What is being asked: Using the entries that follow, collect the lines where the word "this" appears.

A block of data:

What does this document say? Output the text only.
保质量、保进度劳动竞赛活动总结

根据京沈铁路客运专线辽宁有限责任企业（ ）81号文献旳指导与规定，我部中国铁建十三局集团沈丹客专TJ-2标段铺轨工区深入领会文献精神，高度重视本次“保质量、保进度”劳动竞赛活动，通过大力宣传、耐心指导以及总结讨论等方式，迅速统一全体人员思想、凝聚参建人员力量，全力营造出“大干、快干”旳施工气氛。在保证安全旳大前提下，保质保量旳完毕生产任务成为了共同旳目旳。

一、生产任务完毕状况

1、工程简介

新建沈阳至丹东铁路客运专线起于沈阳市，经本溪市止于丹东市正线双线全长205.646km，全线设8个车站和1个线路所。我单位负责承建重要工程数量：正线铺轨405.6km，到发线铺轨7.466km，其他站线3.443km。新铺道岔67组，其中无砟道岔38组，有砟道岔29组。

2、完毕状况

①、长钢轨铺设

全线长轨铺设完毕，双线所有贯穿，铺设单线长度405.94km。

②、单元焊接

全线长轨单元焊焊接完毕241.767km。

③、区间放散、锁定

...

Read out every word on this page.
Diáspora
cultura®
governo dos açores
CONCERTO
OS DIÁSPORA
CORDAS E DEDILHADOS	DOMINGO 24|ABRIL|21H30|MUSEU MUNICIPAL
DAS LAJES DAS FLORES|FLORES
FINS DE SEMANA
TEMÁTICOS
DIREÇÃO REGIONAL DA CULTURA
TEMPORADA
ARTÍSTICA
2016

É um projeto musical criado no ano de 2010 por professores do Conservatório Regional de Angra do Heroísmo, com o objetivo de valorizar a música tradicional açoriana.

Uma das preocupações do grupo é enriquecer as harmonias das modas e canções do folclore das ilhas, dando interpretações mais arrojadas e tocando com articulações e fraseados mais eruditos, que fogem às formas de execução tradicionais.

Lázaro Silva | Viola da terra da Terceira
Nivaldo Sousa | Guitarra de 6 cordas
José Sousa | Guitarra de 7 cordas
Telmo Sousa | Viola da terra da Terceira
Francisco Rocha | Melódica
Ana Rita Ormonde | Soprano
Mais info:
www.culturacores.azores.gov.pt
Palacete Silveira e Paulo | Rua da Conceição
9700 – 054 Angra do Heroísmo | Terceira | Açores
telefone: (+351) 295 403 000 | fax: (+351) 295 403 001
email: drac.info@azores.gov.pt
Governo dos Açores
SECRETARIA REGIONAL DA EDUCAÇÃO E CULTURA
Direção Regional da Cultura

Written answer:
What does this document say? Output the text only.
Read out every word on this page.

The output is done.